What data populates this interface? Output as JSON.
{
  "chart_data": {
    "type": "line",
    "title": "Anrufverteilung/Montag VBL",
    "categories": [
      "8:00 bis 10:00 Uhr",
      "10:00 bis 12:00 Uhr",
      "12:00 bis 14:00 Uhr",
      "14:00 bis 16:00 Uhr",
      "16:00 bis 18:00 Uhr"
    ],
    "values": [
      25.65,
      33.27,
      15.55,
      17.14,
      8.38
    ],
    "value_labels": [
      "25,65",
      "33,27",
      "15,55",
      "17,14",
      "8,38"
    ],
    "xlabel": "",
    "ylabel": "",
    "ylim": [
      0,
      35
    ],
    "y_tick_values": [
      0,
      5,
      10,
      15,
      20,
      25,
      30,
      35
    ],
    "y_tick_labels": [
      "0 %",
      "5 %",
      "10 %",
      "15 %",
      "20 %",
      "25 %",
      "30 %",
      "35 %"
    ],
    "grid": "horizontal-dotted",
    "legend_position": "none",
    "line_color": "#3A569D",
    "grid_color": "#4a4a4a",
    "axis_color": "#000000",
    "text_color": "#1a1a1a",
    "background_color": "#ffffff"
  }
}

_Written request_
Every line above should be printed again exactly as it stands.

_Solution_
What data populates this interface? Output as JSON.
{
  "chart_data": {
    "type": "line",
    "title": "Anrufverteilung/Montag VBL",
    "categories": [
      "8:00 bis 10:00 Uhr",
      "10:00 bis 12:00 Uhr",
      "12:00 bis 14:00 Uhr",
      "14:00 bis 16:00 Uhr",
      "16:00 bis 18:00 Uhr"
    ],
    "values": [
      25.65,
      33.27,
      15.55,
      17.14,
      8.38
    ],
    "value_labels": [
      "25,65",
      "33,27",
      "15,55",
      "17,14",
      "8,38"
    ],
    "xlabel": "",
    "ylabel": "",
    "ylim": [
      0,
      35
    ],
    "y_tick_values": [
      0,
      5,
      10,
      15,
      20,
      25,
      30,
      35
    ],
    "y_tick_labels": [
      "0 %",
      "5 %",
      "10 %",
      "15 %",
      "20 %",
      "25 %",
      "30 %",
      "35 %"
    ],
    "grid": "horizontal-dotted",
    "legend_position": "none",
    "line_color": "#3A569D",
    "grid_color": "#4a4a4a",
    "axis_color": "#000000",
    "text_color": "#1a1a1a",
    "background_color": "#ffffff"
  }
}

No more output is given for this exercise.